## BEGIN

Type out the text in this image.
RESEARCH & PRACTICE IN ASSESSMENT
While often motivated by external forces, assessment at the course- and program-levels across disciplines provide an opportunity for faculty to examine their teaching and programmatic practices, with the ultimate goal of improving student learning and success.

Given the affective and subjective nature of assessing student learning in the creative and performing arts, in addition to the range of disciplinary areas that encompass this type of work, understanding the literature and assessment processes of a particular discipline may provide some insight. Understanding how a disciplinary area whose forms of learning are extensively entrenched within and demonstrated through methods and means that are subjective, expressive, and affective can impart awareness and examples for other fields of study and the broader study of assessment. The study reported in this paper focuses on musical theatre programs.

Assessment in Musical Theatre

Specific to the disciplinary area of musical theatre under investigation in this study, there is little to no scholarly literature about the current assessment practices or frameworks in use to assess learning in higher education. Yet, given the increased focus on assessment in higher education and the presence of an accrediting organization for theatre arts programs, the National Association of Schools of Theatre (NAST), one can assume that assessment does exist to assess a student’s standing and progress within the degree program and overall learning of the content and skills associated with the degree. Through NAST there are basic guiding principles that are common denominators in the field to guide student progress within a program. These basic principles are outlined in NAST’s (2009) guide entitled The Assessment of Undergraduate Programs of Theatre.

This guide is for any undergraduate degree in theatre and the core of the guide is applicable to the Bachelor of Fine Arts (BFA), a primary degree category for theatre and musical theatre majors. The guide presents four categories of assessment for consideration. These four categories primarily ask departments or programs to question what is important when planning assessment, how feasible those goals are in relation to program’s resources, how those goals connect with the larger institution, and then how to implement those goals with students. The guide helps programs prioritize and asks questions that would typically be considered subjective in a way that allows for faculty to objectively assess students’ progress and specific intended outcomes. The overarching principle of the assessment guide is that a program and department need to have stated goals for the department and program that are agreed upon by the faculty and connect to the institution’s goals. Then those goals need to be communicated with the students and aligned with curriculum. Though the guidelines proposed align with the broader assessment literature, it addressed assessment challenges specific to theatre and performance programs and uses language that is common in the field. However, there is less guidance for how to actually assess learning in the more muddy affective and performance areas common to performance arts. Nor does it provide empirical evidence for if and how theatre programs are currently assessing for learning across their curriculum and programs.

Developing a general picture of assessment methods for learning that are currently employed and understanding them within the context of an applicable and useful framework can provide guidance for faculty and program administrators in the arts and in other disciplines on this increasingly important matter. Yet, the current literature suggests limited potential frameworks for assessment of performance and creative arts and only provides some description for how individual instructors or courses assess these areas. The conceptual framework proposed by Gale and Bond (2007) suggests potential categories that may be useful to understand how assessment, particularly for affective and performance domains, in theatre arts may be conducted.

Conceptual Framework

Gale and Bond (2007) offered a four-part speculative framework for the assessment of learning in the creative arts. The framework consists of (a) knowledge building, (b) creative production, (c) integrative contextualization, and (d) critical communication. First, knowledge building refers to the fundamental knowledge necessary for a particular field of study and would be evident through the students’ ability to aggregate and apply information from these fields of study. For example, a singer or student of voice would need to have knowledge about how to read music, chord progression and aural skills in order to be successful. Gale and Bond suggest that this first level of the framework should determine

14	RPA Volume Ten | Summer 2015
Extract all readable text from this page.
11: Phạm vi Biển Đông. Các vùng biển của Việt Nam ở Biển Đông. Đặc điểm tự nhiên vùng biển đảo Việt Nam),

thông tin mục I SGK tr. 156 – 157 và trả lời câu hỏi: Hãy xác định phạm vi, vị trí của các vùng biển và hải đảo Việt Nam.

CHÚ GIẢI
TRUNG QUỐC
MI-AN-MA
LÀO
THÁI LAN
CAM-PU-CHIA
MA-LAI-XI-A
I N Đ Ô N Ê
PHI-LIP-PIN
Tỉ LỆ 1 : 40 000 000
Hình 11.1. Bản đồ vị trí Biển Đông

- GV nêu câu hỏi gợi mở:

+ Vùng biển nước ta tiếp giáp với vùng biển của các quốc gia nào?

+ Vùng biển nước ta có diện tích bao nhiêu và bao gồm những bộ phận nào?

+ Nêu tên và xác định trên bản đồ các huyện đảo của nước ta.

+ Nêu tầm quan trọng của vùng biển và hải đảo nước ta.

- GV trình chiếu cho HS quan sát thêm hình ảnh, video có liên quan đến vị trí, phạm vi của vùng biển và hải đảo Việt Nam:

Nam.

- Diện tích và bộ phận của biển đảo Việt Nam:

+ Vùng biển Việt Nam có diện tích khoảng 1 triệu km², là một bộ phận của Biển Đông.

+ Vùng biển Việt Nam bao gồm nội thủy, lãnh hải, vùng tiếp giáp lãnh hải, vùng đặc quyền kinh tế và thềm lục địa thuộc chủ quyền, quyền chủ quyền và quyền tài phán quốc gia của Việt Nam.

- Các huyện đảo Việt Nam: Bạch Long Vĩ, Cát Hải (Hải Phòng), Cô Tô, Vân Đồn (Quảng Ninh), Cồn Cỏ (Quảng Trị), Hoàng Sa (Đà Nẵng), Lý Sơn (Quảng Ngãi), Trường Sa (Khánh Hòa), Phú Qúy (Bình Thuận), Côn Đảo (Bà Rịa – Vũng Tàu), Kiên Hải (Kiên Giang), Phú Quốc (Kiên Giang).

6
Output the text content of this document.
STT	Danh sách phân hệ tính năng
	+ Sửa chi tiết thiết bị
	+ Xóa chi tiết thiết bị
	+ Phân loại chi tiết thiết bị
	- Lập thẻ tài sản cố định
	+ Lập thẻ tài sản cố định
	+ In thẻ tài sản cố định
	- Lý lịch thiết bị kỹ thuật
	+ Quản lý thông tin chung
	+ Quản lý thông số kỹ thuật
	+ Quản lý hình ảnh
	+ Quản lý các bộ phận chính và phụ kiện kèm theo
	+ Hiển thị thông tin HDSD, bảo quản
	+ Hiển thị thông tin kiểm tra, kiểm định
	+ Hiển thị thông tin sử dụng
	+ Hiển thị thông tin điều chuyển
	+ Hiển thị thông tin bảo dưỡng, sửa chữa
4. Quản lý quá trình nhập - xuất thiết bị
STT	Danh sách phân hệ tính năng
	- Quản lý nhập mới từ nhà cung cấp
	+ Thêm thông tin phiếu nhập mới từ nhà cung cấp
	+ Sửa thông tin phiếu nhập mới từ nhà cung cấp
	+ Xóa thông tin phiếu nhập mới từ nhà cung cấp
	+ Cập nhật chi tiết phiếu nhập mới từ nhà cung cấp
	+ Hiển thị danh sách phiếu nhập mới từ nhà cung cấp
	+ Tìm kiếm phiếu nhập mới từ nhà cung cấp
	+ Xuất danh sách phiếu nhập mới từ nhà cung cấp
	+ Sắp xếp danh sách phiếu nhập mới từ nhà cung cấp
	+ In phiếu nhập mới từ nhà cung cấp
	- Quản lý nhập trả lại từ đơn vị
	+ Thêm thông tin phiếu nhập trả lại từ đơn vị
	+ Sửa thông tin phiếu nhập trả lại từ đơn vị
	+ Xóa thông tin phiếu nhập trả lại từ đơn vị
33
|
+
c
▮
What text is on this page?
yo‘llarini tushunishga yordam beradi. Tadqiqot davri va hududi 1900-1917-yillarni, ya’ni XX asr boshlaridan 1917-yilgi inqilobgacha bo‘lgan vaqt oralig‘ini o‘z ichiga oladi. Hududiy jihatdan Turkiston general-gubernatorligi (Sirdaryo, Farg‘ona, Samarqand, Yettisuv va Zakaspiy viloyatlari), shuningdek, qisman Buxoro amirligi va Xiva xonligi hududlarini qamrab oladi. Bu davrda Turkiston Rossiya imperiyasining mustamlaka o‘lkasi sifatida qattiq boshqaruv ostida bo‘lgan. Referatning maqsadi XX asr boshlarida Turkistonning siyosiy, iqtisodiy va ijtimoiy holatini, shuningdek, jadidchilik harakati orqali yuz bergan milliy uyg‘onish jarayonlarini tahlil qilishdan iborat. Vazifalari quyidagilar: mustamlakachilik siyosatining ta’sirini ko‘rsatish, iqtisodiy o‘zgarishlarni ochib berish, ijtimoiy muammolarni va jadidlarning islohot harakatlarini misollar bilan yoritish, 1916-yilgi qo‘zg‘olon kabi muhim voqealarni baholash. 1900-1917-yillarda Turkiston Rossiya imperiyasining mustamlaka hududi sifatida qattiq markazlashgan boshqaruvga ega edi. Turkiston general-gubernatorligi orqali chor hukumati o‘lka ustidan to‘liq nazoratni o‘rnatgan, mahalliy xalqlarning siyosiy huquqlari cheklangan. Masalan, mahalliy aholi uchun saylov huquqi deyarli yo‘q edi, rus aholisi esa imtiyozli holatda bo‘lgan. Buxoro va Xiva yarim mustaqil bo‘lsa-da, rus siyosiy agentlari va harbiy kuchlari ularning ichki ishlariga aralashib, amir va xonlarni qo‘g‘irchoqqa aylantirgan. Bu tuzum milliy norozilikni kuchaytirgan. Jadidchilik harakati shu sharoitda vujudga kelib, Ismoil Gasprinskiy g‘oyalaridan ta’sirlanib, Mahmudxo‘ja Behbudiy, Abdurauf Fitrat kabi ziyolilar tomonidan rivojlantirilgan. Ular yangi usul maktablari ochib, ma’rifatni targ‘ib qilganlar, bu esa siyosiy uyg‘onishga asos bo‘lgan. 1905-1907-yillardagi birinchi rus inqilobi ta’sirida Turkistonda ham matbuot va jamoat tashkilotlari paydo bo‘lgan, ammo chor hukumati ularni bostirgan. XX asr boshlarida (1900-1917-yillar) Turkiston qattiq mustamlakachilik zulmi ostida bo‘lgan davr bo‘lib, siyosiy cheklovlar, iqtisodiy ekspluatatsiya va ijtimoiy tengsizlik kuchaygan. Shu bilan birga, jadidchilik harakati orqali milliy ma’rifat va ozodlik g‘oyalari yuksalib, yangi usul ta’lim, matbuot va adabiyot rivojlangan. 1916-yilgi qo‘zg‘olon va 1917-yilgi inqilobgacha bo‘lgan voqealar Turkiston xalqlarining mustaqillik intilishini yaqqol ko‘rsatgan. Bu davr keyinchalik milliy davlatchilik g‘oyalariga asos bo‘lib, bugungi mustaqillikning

## END

TASK STATEMENT
Identify the lines above that contain the word "phiếu", then copy them.

RESPONSE FOR THIS EXERCISE
	+ Thêm thông tin phiếu nhập mới từ nhà cung cấp
	+ Sửa thông tin phiếu nhập mới từ nhà cung cấp
	+ Xóa thông tin phiếu nhập mới từ nhà cung cấp
	+ Cập nhật chi tiết phiếu nhập mới từ nhà cung cấp
	+ Hiển thị danh sách phiếu nhập mới từ nhà cung cấp
	+ Tìm kiếm phiếu nhập mới từ nhà cung cấp
	+ Xuất danh sách phiếu nhập mới từ nhà cung cấp
	+ Sắp xếp danh sách phiếu nhập mới từ nhà cung cấp
	+ In phiếu nhập mới từ nhà cung cấp
	+ Thêm thông tin phiếu nhập trả lại từ đơn vị
	+ Sửa thông tin phiếu nhập trả lại từ đơn vị
	+ Xóa thông tin phiếu nhập trả lại từ đơn vị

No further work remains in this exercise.